• _MATERIAL TO PROCESS_
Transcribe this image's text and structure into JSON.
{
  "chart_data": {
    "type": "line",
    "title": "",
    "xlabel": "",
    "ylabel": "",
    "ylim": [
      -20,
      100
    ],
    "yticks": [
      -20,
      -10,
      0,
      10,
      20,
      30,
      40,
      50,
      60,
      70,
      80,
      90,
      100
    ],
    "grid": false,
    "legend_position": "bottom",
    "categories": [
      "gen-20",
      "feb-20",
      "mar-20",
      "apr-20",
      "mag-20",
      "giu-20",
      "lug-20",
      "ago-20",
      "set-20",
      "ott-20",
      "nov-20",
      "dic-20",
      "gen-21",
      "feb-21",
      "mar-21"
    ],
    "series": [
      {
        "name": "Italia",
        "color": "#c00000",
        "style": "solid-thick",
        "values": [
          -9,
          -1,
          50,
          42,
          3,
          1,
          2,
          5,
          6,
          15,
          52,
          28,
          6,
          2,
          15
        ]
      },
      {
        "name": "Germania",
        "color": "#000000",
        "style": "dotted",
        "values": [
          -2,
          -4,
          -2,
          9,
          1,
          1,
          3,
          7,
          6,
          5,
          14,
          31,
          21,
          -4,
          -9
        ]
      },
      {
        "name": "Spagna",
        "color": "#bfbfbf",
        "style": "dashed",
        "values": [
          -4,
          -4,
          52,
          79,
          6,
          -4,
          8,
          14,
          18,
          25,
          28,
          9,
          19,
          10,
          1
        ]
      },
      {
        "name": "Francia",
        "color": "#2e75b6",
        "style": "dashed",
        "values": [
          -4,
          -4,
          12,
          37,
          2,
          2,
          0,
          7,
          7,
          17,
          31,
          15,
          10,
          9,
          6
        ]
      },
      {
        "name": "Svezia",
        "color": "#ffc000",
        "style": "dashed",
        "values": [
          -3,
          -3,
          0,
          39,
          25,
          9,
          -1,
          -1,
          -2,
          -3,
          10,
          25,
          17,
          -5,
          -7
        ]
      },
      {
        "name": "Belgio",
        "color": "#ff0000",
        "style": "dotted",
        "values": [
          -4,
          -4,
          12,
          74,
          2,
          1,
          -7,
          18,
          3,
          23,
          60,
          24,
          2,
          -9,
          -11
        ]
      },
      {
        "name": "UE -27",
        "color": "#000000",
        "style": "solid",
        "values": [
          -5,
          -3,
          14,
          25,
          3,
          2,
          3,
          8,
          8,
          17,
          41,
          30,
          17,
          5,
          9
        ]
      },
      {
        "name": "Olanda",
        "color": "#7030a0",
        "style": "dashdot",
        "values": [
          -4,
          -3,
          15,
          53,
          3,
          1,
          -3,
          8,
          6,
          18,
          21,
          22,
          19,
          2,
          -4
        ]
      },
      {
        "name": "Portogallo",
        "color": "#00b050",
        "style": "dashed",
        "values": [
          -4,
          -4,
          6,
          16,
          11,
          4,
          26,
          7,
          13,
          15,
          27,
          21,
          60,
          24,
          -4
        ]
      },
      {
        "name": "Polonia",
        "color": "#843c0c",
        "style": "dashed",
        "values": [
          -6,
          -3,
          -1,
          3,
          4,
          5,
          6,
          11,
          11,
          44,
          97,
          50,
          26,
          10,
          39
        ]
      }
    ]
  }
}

• _WHAT IS BEING ASKED_
Search the listing above for the string "name". Copy every line that contains it.

• _FULL OUTPUT_
        "name": "Italia",
        "name": "Germania",
        "name": "Spagna",
        "name": "Francia",
        "name": "Svezia",
        "name": "Belgio",
        "name": "UE -27",
        "name": "Olanda",
        "name": "Portogallo",
        "name": "Polonia",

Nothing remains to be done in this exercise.